- Armitage in 1930.

Governor of the Gambia
- In office 3 January 1921 – 10 March 1927
- Monarch: George V
- Preceded by: Herbert Henniker-Heaton (Acting)
- Succeeded by: John Middleton

Personal details
- Born: 8 October 1869
- Died: 10 March 1933 (aged 63)

= Cecil Hamilton Armitage =

British colonial officer (1869–1933)

Sir Cecil Hamilton Armitage (8 October 1869 – 10 March 1933) was a British colonial officer who served as Governor of the Gambia from 1920 to 1927. He established the Armitage School and the Gambia Department of Agriculture.

==Military career==
Armitage was an officer with the 3rd Battalion of the South Wales Borderers. In April 1894, he sailed from Liverpool to Accra, having been seconded from his regiment to serve with the Hausa Constabulary on the Gold Coast. He held the rank of Captain at the time and served in the Anglo-Ashanti wars under Sir Francis Scott from 1895 to 1896. Afterwards, he was dispatched to survey a trade route from Geji to Gambaga, in the north of the Gold Coast. Upon arriving in Gambaga county, he offered the protection of the United Kingdom to the local chief at Tamale. However, that evening, the chief and the residents deserted the village, leaving Armitage and his police officers under siege in Tamale for a week.

**Page element annotations:**
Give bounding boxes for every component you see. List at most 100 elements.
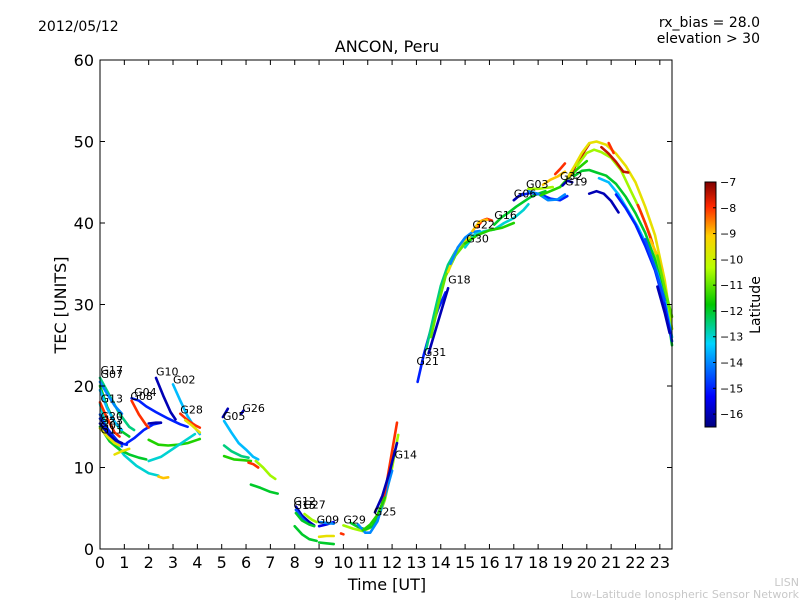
x-tick-label: 16	[479, 553, 499, 572]
satellite-label: G14	[395, 449, 418, 462]
x-tick-label: 2	[144, 553, 154, 572]
x-tick-label: 6	[241, 553, 251, 572]
tec-track	[98, 376, 136, 432]
colorbar-tick-label: −14	[720, 357, 743, 370]
satellite-label: G21	[416, 355, 439, 368]
satellite-label: G01	[101, 419, 124, 432]
tec-track	[463, 221, 516, 245]
satellite-label: G05	[223, 410, 246, 423]
satellite-label: G15	[294, 499, 317, 512]
tec-track	[614, 193, 674, 343]
satellite-label: G08	[130, 390, 153, 403]
tec-track	[130, 396, 189, 429]
colorbar-tick-label: −10	[720, 253, 743, 266]
tec-track	[247, 461, 260, 469]
x-tick-label: 10	[333, 553, 353, 572]
satellite-label: G10	[156, 365, 179, 378]
tec-track	[98, 400, 121, 438]
y-tick-label: 50	[74, 133, 94, 152]
tec-track	[222, 419, 260, 461]
tec-track	[303, 512, 318, 524]
tec-track	[98, 380, 124, 416]
tec-track	[147, 432, 197, 463]
tec-track	[113, 447, 131, 456]
x-tick-label: 9	[314, 553, 324, 572]
x-tick-label: 20	[577, 553, 597, 572]
y-tick-label: 30	[74, 296, 94, 315]
tec-track	[125, 421, 163, 445]
tec-track	[643, 238, 667, 302]
tec-track	[471, 218, 489, 233]
tec-track	[527, 189, 567, 202]
colorbar-tick-label: −13	[720, 331, 743, 344]
y-tick-label: 20	[74, 377, 94, 396]
tec-track	[607, 141, 615, 155]
tec-track	[157, 475, 170, 480]
tec-track	[561, 179, 574, 187]
satellite-label: G17	[101, 364, 124, 377]
tec-track	[183, 418, 202, 434]
latitude-colorbar	[704, 181, 717, 428]
satellite-label: G28	[180, 404, 203, 417]
satellite-label: G06	[514, 188, 537, 201]
x-tick-label: 23	[650, 553, 670, 572]
tec-track	[254, 459, 277, 481]
tec-track	[575, 148, 674, 331]
x-axis-label: Time [UT]	[347, 575, 426, 594]
x-tick-label: 11	[358, 553, 378, 572]
tec-track	[339, 532, 345, 536]
satellite-label: G07	[101, 368, 124, 381]
tec-track	[130, 399, 150, 429]
tec-track	[527, 185, 555, 191]
plot-frame	[99, 59, 673, 550]
y-axis-label: TEC [UNITS]	[51, 257, 70, 355]
colorbar-tick-label: −15	[720, 382, 743, 395]
footer-network-name: Low-Latitude Ionospheric Sensor Network	[570, 588, 799, 600]
y-tick-label: 10	[74, 459, 94, 478]
tec-track	[179, 412, 202, 429]
x-tick-label: 3	[168, 553, 178, 572]
satellite-label: G23	[101, 414, 124, 427]
satellite-label: G16	[494, 209, 517, 222]
tec-track	[573, 168, 674, 347]
x-axis-ticks: 0 1 2 3 4 5 6 7 8 9 10 11 12 13 14 15 16 17 18 19 20 21 22 23	[95, 60, 670, 572]
tec-track	[587, 189, 620, 214]
tec-track	[600, 145, 630, 174]
tec-track	[565, 140, 674, 331]
tec-track	[98, 427, 121, 447]
tec-track	[293, 524, 318, 543]
satellite-label: G30	[466, 233, 489, 246]
colorbar-tick-label: −8	[720, 202, 736, 215]
tec-track	[317, 534, 336, 539]
tec-track	[427, 286, 450, 355]
colorbar-tick-label: −12	[720, 305, 743, 318]
tec-track	[356, 469, 394, 535]
satellite-label: G25	[374, 506, 397, 519]
tec-track	[154, 376, 177, 421]
colorbar-tick-label: −9	[720, 228, 736, 241]
x-tick-label: 17	[504, 553, 524, 572]
tec-track	[98, 425, 148, 461]
tec-track	[221, 407, 230, 419]
x-tick-label: 4	[192, 553, 202, 572]
satellite-label: G18	[448, 273, 471, 286]
tec-track	[449, 229, 482, 266]
date-label: 2012/05/12	[38, 19, 119, 35]
tec-track	[147, 421, 163, 425]
satellite-label: G27	[303, 498, 326, 511]
tec-track	[98, 422, 124, 445]
tec-track	[294, 505, 316, 527]
elevation-label: elevation > 30	[657, 31, 760, 47]
colorbar-tick-label: −16	[720, 408, 743, 421]
tec-track	[147, 437, 202, 447]
tec-track	[373, 441, 399, 514]
satellite-label: G09	[317, 514, 340, 527]
satellite-label: G22	[472, 219, 495, 232]
x-tick-label: 5	[217, 553, 227, 572]
satellite-label: G20	[101, 410, 124, 423]
satellite-label: G19	[565, 176, 588, 189]
satellite-label: G26	[242, 402, 265, 415]
tec-track	[222, 454, 253, 463]
x-tick-label: 19	[552, 553, 572, 572]
chart-title: ANCON, Peru	[335, 37, 439, 56]
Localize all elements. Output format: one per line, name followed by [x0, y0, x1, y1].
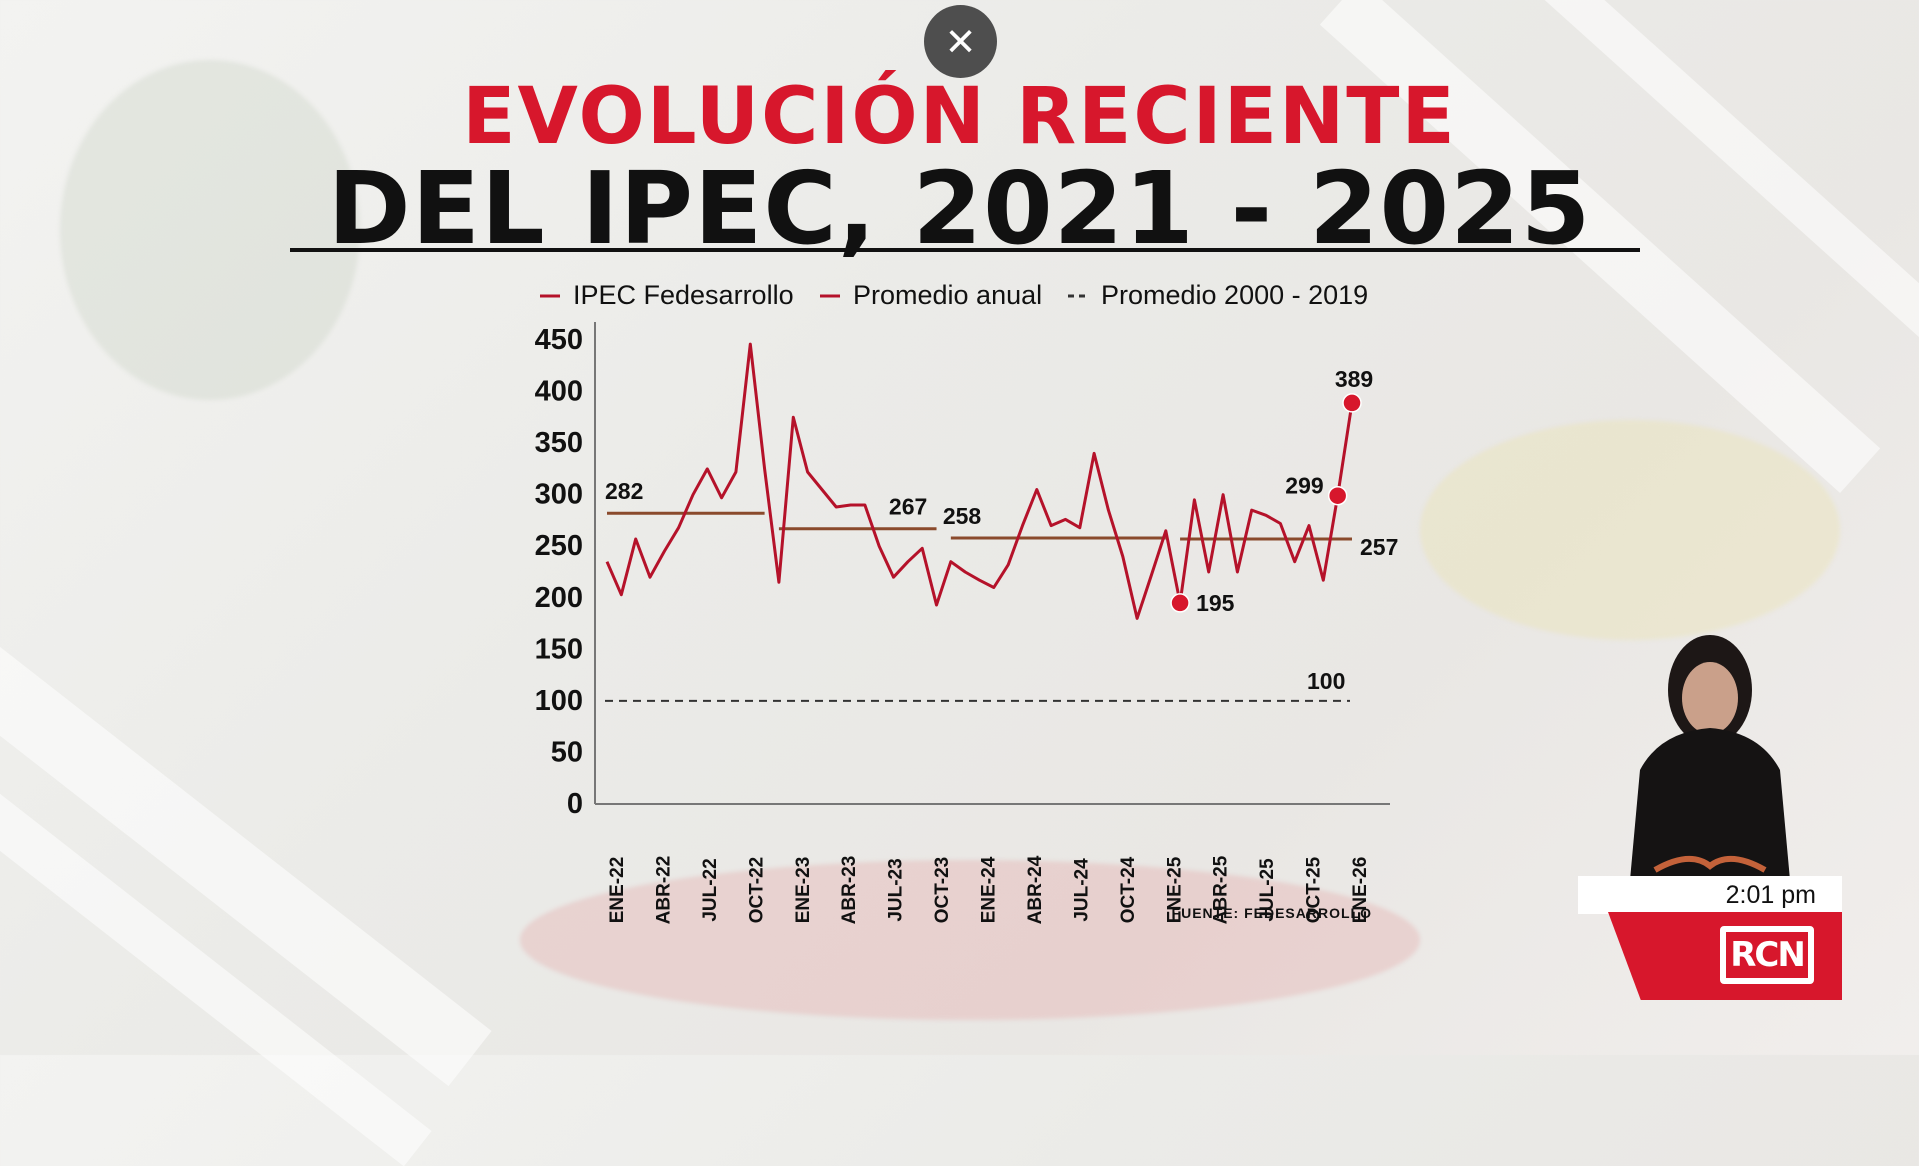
x-tick-label: ABR-25 [1211, 855, 1232, 924]
annual-average-label: 258 [943, 503, 982, 529]
x-tick-label: JUL-22 [700, 858, 721, 921]
x-tick-label: ENE-22 [607, 857, 628, 924]
x-tick-label: ENE-25 [1164, 856, 1185, 923]
legend-item-promedio-anual-label: Promedio anual [853, 280, 1042, 310]
close-icon: ✕ [944, 19, 977, 64]
x-tick-label: JUL-25 [1257, 858, 1278, 922]
x-tick-label: ABR-24 [1025, 855, 1046, 924]
highlighted-point [1342, 393, 1362, 413]
y-tick-label: 400 [535, 376, 583, 408]
y-tick-label: 350 [535, 427, 583, 459]
highlighted-point [1327, 485, 1348, 506]
x-tick-label: OCT-22 [746, 857, 767, 924]
background-shape [1420, 420, 1840, 640]
interpreter-image [1630, 635, 1790, 880]
chart-title-line2: DEL IPEC, 2021 - 2025 [327, 150, 1592, 267]
annual-average-label: 282 [605, 478, 643, 504]
close-button[interactable]: ✕ [924, 5, 997, 78]
channel-logo: RCN [1720, 926, 1814, 984]
legend-item-promedio-2000-2019-label: Promedio 2000 - 2019 [1101, 280, 1368, 310]
ipec-chart: 0 50 100 150 200 250 300 350 400 450 ENE-22 ABR-22 J… [535, 280, 1399, 925]
annual-average-label: 257 [1360, 534, 1398, 560]
x-tick-label: ENE-24 [979, 856, 1000, 923]
x-tick-label: OCT-25 [1304, 856, 1325, 923]
annual-average-label: 267 [889, 494, 927, 520]
x-tick-label: ABR-22 [653, 856, 674, 925]
clock-text: 2:01 pm [1725, 880, 1816, 909]
title-divider [290, 248, 1640, 252]
y-tick-label: 100 [535, 685, 583, 717]
x-tick-label: OCT-24 [1118, 856, 1139, 923]
clock: 2:01 pm [1578, 876, 1842, 914]
background-shape [60, 60, 360, 400]
y-tick-label: 50 [551, 736, 583, 768]
chart-title-line1: EVOLUCIÓN RECIENTE [462, 72, 1457, 162]
ipec-series-line [605, 342, 1354, 620]
legend-item-ipec-label: IPEC Fedesarrollo [573, 280, 794, 310]
highlighted-point-label: 299 [1285, 473, 1323, 499]
x-tick-label: ABR-23 [839, 856, 860, 925]
x-tick-label: JUL-24 [1071, 858, 1092, 922]
source-note: FUENTE: FEDESARROLLO [1172, 905, 1372, 921]
background-shape [520, 860, 1420, 1020]
x-tick-label: JUL-23 [886, 858, 907, 921]
x-tick-label: OCT-23 [932, 857, 953, 924]
y-tick-label: 150 [535, 633, 583, 665]
reference-line-label: 100 [1307, 668, 1345, 694]
highlighted-point [1170, 593, 1190, 613]
highlighted-point-label: 389 [1335, 366, 1373, 392]
highlighted-point-label: 195 [1196, 590, 1235, 616]
x-tick-label: ENE-26 [1350, 857, 1371, 924]
y-tick-label: 300 [535, 479, 583, 511]
y-tick-label: 450 [535, 324, 583, 356]
y-tick-label: 200 [535, 582, 583, 614]
x-tick-label: ENE-23 [793, 857, 814, 924]
y-tick-label: 0 [567, 788, 583, 820]
y-tick-label: 250 [535, 530, 583, 562]
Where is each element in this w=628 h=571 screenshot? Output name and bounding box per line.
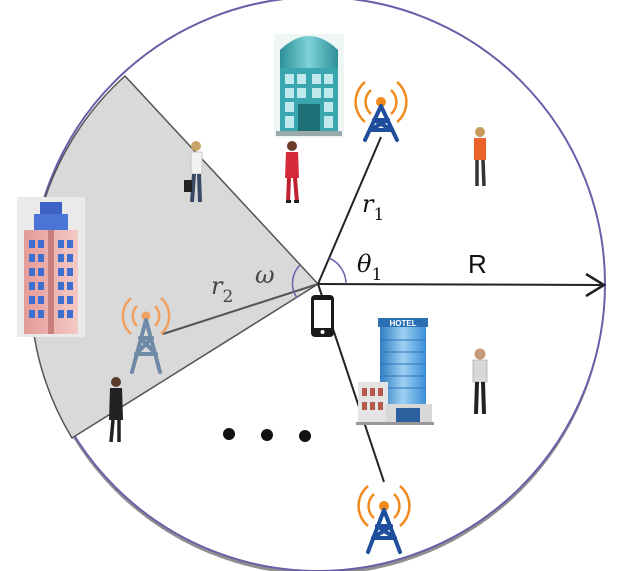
radius-label: R	[468, 249, 487, 279]
pedestrian-icon	[474, 127, 486, 187]
office-building-icon	[274, 34, 344, 138]
pedestrian-icon	[109, 377, 123, 443]
r2-label: r2	[211, 272, 233, 307]
pedestrian-icon	[285, 141, 299, 203]
r1-label: r1	[362, 190, 384, 225]
tower-building-icon	[17, 197, 85, 337]
r1-line	[317, 136, 382, 285]
cell-tower-icon	[357, 485, 411, 554]
radius-arrowhead	[585, 272, 607, 298]
cell-tower-icon	[354, 81, 408, 142]
pedestrian-icon	[472, 348, 488, 415]
theta-arc	[328, 257, 347, 285]
r2-line	[162, 283, 319, 335]
smartphone-icon	[311, 295, 334, 337]
radius-arrow-line	[317, 283, 604, 286]
theta-label: θ1	[357, 250, 382, 285]
pedestrian-icon	[184, 141, 203, 203]
more-users-ellipsis	[223, 428, 311, 442]
hotel-building-icon: HOTEL	[356, 318, 434, 425]
cell-tower-icon	[121, 297, 171, 374]
hotel-sign: HOTEL	[389, 319, 416, 328]
omega-arc	[291, 264, 301, 299]
omega-label: ω	[255, 261, 275, 289]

**What to do:**
a) Update the stretch of the Armitage article from "British colonial officer (1869–1933)" through "Department of Agriculture.", replacing "colonial officer" with "colonial administrator".
b) Using the Armitage article, answer these:
(i) Who preceded Armitage as Governor of the Gambia?
(ii) From which city did Armitage sail to Accra in April 1894?
(iii) Under whom did he serve in the Anglo-Ashanti wars?
The entries have no connection to the Armitage article.

**Task answers:**
a)
British colonial administrator (1869–1933)

Sir Cecil Hamilton Armitage (8 October 1869 – 10 March 1933) was a British colonial administrator who served as Governor of the Gambia from 1920 to 1927. He established the Armitage School and the Gambia Department of Agriculture.

b)
(i) Herbert Henniker-Heaton (Acting)
(ii) Liverpool
(iii) Sir Francis Scott